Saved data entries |
"""
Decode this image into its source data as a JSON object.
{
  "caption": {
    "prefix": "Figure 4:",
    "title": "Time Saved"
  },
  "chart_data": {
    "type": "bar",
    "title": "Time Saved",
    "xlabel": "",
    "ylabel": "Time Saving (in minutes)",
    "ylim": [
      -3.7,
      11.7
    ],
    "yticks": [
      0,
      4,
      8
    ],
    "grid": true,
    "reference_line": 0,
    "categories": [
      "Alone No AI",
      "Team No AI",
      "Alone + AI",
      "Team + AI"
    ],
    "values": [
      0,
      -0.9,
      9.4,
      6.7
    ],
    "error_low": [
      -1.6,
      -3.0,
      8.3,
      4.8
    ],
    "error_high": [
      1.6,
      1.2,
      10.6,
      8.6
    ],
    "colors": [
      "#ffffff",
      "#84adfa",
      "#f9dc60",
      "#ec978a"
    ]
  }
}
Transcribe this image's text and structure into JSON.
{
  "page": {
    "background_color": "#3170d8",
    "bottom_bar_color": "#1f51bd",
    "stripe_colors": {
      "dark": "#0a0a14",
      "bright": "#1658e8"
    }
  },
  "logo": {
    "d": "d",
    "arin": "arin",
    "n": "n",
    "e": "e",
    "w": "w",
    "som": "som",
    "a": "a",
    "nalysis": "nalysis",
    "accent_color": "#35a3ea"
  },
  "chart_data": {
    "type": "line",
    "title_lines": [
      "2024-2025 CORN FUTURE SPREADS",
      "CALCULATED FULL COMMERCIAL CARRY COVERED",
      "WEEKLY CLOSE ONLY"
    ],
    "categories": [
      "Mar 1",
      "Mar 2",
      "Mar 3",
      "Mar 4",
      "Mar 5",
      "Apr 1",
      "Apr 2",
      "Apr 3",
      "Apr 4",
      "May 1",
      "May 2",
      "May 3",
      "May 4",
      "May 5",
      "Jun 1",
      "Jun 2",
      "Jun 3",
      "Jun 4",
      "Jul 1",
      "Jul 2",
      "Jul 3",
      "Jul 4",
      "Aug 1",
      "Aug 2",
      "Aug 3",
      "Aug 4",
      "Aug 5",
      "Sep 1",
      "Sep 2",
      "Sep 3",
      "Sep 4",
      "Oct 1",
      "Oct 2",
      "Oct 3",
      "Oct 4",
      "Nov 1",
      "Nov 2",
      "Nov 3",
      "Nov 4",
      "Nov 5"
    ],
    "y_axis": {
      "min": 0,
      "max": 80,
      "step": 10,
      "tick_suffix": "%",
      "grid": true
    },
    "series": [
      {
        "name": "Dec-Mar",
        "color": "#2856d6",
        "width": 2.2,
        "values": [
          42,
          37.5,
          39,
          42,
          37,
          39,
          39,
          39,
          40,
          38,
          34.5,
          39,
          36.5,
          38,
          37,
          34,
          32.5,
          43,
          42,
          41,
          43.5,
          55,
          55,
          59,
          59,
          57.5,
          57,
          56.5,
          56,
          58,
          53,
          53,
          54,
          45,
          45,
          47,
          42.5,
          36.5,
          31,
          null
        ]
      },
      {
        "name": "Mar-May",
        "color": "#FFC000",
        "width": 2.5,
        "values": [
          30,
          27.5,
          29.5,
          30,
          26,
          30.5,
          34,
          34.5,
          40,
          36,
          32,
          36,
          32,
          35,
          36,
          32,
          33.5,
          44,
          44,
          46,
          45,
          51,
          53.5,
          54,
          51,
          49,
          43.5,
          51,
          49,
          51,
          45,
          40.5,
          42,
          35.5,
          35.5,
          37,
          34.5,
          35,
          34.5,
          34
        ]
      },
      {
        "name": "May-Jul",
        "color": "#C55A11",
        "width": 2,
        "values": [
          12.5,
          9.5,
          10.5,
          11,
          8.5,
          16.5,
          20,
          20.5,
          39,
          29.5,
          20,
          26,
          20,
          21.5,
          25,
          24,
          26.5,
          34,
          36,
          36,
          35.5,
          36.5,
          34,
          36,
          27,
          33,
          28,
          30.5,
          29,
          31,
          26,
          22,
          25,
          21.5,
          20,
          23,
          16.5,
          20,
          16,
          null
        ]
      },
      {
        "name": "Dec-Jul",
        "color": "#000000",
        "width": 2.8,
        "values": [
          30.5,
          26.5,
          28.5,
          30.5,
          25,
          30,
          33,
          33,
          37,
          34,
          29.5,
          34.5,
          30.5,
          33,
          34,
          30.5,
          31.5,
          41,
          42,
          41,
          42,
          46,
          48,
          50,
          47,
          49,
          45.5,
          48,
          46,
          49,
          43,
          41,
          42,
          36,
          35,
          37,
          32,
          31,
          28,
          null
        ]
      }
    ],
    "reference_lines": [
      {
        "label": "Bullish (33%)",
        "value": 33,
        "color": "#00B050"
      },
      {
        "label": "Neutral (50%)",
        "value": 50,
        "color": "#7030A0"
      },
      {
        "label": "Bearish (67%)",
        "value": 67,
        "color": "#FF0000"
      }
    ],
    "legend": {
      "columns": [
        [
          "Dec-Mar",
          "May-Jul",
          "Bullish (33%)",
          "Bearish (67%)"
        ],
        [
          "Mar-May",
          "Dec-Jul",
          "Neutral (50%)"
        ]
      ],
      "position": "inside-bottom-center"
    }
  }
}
"""
EXERCISE REQUIREMENTS |
Output all of the material exactly as written.

FINAL ANSWER |
Decode this image into its source data as a JSON object.
{
  "caption": {
    "prefix": "Figure 4:",
    "title": "Time Saved"
  },
  "chart_data": {
    "type": "bar",
    "title": "Time Saved",
    "xlabel": "",
    "ylabel": "Time Saving (in minutes)",
    "ylim": [
      -3.7,
      11.7
    ],
    "yticks": [
      0,
      4,
      8
    ],
    "grid": true,
    "reference_line": 0,
    "categories": [
      "Alone No AI",
      "Team No AI",
      "Alone + AI",
      "Team + AI"
    ],
    "values": [
      0,
      -0.9,
      9.4,
      6.7
    ],
    "error_low": [
      -1.6,
      -3.0,
      8.3,
      4.8
    ],
    "error_high": [
      1.6,
      1.2,
      10.6,
      8.6
    ],
    "colors": [
      "#ffffff",
      "#84adfa",
      "#f9dc60",
      "#ec978a"
    ]
  }
}
Transcribe this image's text and structure into JSON.
{
  "page": {
    "background_color": "#3170d8",
    "bottom_bar_color": "#1f51bd",
    "stripe_colors": {
      "dark": "#0a0a14",
      "bright": "#1658e8"
    }
  },
  "logo": {
    "d": "d",
    "arin": "arin",
    "n": "n",
    "e": "e",
    "w": "w",
    "som": "som",
    "a": "a",
    "nalysis": "nalysis",
    "accent_color": "#35a3ea"
  },
  "chart_data": {
    "type": "line",
    "title_lines": [
      "2024-2025 CORN FUTURE SPREADS",
      "CALCULATED FULL COMMERCIAL CARRY COVERED",
      "WEEKLY CLOSE ONLY"
    ],
    "categories": [
      "Mar 1",
      "Mar 2",
      "Mar 3",
      "Mar 4",
      "Mar 5",
      "Apr 1",
      "Apr 2",
      "Apr 3",
      "Apr 4",
      "May 1",
      "May 2",
      "May 3",
      "May 4",
      "May 5",
      "Jun 1",
      "Jun 2",
      "Jun 3",
      "Jun 4",
      "Jul 1",
      "Jul 2",
      "Jul 3",
      "Jul 4",
      "Aug 1",
      "Aug 2",
      "Aug 3",
      "Aug 4",
      "Aug 5",
      "Sep 1",
      "Sep 2",
      "Sep 3",
      "Sep 4",
      "Oct 1",
      "Oct 2",
      "Oct 3",
      "Oct 4",
      "Nov 1",
      "Nov 2",
      "Nov 3",
      "Nov 4",
      "Nov 5"
    ],
    "y_axis": {
      "min": 0,
      "max": 80,
      "step": 10,
      "tick_suffix": "%",
      "grid": true
    },
    "series": [
      {
        "name": "Dec-Mar",
        "color": "#2856d6",
        "width": 2.2,
        "values": [
          42,
          37.5,
          39,
          42,
          37,
          39,
          39,
          39,
          40,
          38,
          34.5,
          39,
          36.5,
          38,
          37,
          34,
          32.5,
          43,
          42,
          41,
          43.5,
          55,
          55,
          59,
          59,
          57.5,
          57,
          56.5,
          56,
          58,
          53,
          53,
          54,
          45,
          45,
          47,
          42.5,
          36.5,
          31,
          null
        ]
      },
      {
        "name": "Mar-May",
        "color": "#FFC000",
        "width": 2.5,
        "values": [
          30,
          27.5,
          29.5,
          30,
          26,
          30.5,
          34,
          34.5,
          40,
          36,
          32,
          36,
          32,
          35,
          36,
          32,
          33.5,
          44,
          44,
          46,
          45,
          51,
          53.5,
          54,
          51,
          49,
          43.5,
          51,
          49,
          51,
          45,
          40.5,
          42,
          35.5,
          35.5,
          37,
          34.5,
          35,
          34.5,
          34
        ]
      },
      {
        "name": "May-Jul",
        "color": "#C55A11",
        "width": 2,
        "values": [
          12.5,
          9.5,
          10.5,
          11,
          8.5,
          16.5,
          20,
          20.5,
          39,
          29.5,
          20,
          26,
          20,
          21.5,
          25,
          24,
          26.5,
          34,
          36,
          36,
          35.5,
          36.5,
          34,
          36,
          27,
          33,
          28,
          30.5,
          29,
          31,
          26,
          22,
          25,
          21.5,
          20,
          23,
          16.5,
          20,
          16,
          null
        ]
      },
      {
        "name": "Dec-Jul",
        "color": "#000000",
        "width": 2.8,
        "values": [
          30.5,
          26.5,
          28.5,
          30.5,
          25,
          30,
          33,
          33,
          37,
          34,
          29.5,
          34.5,
          30.5,
          33,
          34,
          30.5,
          31.5,
          41,
          42,
          41,
          42,
          46,
          48,
          50,
          47,
          49,
          45.5,
          48,
          46,
          49,
          43,
          41,
          42,
          36,
          35,
          37,
          32,
          31,
          28,
          null
        ]
      }
    ],
    "reference_lines": [
      {
        "label": "Bullish (33%)",
        "value": 33,
        "color": "#00B050"
      },
      {
        "label": "Neutral (50%)",
        "value": 50,
        "color": "#7030A0"
      },
      {
        "label": "Bearish (67%)",
        "value": 67,
        "color": "#FF0000"
      }
    ],
    "legend": {
      "columns": [
        [
          "Dec-Mar",
          "May-Jul",
          "Bullish (33%)",
          "Bearish (67%)"
        ],
        [
          "Mar-May",
          "Dec-Jul",
          "Neutral (50%)"
        ]
      ],
      "position": "inside-bottom-center"
    }
  }
}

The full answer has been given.